» SOURCE DOCUMENT:

================================

Evaluation API

Human-in-the-loop evaluation system

The mixus evaluation system combines automated AI evaluation with human-in-the-loop step verification. This unique approach ensures AI agents perform reliably in real-world scenarios by verifying critical steps before they execute.

What is the eval API?

The Evaluation API allows you to test and measure your AI agents’ performance programmatically with optional human verification at critical checkpoints. Unlike traditional evaluation systems that only measure outcomes, mixus evaluates the entire execution process - giving you confidence that agents work correctly step-by-step.

================================

» RECORD SET:
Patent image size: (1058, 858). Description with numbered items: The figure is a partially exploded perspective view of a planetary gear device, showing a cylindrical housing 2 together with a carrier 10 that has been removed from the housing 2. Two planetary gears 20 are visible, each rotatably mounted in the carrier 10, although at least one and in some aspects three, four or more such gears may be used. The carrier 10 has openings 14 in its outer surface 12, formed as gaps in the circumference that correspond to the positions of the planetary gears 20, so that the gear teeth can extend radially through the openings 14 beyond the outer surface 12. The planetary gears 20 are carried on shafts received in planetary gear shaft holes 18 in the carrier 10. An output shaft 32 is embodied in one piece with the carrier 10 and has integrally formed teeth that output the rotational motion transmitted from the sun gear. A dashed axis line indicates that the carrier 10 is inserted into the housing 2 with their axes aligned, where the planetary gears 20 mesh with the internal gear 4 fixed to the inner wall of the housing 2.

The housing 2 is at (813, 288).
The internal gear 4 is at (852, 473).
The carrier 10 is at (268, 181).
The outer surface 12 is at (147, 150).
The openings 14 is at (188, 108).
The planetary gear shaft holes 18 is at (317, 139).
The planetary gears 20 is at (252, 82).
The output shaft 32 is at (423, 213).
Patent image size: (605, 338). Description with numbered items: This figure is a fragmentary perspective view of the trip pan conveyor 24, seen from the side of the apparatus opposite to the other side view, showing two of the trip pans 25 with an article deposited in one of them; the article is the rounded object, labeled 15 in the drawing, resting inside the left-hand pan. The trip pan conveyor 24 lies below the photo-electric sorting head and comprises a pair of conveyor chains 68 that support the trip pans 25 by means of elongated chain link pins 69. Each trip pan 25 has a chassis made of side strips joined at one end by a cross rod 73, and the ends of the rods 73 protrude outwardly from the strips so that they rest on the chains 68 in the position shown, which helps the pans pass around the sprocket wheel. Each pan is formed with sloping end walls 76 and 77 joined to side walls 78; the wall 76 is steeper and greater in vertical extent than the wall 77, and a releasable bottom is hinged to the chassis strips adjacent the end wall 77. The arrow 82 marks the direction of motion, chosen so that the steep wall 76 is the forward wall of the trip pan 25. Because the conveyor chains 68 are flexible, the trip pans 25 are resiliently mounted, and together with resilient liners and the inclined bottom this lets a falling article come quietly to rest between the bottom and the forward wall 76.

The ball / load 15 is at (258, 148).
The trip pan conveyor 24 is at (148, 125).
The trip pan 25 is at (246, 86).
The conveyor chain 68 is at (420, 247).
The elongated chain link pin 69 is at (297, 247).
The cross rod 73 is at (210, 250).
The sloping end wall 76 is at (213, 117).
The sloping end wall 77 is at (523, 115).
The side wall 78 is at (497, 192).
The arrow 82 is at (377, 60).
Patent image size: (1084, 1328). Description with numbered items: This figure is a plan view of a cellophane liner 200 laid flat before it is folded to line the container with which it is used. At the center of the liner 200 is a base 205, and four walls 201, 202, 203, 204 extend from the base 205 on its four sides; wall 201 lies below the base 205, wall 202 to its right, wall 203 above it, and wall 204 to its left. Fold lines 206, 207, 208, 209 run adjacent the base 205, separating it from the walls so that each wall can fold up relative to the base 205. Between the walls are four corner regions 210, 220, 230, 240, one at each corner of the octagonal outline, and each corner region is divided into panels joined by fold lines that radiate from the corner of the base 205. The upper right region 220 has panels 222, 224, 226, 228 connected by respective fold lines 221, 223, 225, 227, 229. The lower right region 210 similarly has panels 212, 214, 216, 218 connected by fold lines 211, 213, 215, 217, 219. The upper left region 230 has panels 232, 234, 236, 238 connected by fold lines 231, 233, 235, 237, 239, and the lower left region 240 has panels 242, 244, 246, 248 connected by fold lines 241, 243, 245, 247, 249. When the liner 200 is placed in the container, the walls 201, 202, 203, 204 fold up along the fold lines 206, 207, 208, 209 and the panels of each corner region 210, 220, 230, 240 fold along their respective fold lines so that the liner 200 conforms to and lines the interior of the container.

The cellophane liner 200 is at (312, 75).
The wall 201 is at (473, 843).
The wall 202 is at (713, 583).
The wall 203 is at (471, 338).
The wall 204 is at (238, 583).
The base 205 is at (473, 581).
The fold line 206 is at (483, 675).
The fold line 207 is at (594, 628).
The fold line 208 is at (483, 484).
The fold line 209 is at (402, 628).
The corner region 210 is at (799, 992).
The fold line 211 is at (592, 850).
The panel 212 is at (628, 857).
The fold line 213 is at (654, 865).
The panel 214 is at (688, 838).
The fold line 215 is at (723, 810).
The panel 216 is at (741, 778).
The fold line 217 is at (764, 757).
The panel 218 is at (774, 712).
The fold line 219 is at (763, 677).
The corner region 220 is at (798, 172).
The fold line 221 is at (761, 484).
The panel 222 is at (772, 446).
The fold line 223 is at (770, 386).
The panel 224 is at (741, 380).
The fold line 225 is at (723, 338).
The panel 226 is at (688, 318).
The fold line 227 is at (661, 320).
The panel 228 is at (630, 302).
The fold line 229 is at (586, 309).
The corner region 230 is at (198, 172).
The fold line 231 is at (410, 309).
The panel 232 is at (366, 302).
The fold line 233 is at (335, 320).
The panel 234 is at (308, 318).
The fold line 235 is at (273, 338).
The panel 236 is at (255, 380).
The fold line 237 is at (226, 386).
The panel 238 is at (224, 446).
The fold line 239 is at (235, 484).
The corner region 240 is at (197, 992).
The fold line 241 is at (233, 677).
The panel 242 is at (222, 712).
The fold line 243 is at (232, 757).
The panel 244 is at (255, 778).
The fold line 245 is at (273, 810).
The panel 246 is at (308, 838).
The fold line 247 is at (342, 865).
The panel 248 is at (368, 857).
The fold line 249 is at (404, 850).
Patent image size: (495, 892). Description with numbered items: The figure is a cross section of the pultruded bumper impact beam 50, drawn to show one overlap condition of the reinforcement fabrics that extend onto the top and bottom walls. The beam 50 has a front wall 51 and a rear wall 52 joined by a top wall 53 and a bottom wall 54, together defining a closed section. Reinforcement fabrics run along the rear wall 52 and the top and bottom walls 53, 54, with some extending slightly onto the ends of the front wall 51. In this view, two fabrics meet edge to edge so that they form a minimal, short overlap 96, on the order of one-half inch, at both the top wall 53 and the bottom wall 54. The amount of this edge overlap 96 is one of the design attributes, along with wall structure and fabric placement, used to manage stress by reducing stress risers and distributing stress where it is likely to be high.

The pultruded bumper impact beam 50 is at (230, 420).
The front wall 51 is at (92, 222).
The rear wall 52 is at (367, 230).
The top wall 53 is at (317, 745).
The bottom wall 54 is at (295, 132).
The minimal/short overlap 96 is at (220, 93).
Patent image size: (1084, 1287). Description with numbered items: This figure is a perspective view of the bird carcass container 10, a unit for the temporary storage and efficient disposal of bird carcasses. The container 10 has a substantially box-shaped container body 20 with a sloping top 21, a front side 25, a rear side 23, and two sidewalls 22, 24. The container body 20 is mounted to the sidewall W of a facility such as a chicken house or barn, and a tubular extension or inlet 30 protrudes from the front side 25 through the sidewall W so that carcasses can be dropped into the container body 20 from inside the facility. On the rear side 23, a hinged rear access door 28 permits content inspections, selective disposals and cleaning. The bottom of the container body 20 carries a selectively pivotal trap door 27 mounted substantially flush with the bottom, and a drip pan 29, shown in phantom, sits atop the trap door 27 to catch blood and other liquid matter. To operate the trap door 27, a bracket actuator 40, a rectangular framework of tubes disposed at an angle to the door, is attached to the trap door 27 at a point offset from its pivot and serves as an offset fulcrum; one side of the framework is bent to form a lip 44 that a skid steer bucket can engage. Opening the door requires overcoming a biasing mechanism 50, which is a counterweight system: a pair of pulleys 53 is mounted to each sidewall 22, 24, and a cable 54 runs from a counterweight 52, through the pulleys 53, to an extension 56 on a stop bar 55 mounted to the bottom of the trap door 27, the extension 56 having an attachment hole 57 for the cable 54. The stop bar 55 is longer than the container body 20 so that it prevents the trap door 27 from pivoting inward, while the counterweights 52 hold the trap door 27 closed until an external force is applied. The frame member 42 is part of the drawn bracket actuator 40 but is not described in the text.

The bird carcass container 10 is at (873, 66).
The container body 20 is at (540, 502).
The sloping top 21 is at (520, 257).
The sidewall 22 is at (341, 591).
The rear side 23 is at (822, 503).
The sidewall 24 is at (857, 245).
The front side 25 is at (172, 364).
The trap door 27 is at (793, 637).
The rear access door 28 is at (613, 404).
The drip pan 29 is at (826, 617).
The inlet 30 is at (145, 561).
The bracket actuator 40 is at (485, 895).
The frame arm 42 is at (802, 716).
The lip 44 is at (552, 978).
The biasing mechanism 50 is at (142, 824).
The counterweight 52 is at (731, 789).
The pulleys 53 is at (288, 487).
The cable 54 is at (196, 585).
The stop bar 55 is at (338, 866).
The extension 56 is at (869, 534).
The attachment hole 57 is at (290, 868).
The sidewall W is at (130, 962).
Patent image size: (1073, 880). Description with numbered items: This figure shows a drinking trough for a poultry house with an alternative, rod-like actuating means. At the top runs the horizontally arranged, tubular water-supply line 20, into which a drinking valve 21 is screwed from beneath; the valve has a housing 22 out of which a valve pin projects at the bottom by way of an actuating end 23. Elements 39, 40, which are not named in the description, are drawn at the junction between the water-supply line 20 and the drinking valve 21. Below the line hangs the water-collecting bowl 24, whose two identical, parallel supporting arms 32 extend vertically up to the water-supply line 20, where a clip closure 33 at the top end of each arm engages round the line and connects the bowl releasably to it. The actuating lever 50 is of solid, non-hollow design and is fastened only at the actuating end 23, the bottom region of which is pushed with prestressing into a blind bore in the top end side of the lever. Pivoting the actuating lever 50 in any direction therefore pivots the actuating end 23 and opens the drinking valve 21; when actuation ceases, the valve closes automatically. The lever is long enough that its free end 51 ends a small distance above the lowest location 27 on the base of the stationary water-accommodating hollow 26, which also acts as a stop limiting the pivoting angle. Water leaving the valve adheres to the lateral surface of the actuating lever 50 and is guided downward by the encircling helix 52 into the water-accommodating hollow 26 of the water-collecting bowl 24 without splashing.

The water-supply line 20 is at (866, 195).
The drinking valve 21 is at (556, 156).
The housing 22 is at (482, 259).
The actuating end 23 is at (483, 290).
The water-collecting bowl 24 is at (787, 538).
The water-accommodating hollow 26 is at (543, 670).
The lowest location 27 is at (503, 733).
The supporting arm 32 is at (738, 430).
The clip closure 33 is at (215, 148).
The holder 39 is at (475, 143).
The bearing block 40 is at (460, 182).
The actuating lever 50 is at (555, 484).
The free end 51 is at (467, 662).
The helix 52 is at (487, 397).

================================

» EXERCISE TASK: Please carry the Evaluation API text forward, picking up right after its final sentence. The rows above are separate material and not part of the Evaluation API text.

» SOLVED PROBLEM:
Why human-in-the-loop evaluation matters

Traditional AI evaluation measures final outcomes, but misses critical failures during execution:

Sending wrong emails before catching the mistake
Making purchases with incorrect amounts
Deleting data that shouldn’t be removed

mixus provides an alternative approach: verify steps before they execute, not after. This prevents costly mistakes and builds trust in autonomous AI agents.

How it works

📤 Step 1: create eval task (your code)

POST /api/eval/create-task-agent

Task description
Verification checkpoints (manual or AI-detected)

↓

🤖 Step 2: mixus creates agent

Converts task to agent execution plan
Sets up verification points
Initializes tracking metrics

↓

⚡ Step 3: agent executes task

Runs through steps
Uses tools (web search, integrations, etc.)
Pauses at checkpoints for verification

↓

⭐ Step 4: human verification

Review agent’s work BEFORE execution
Approve, reject, or provide hints
Agent adjusts based on feedback
Prevents mistakes before they happen

↓

📊 Step 5: get results (your code)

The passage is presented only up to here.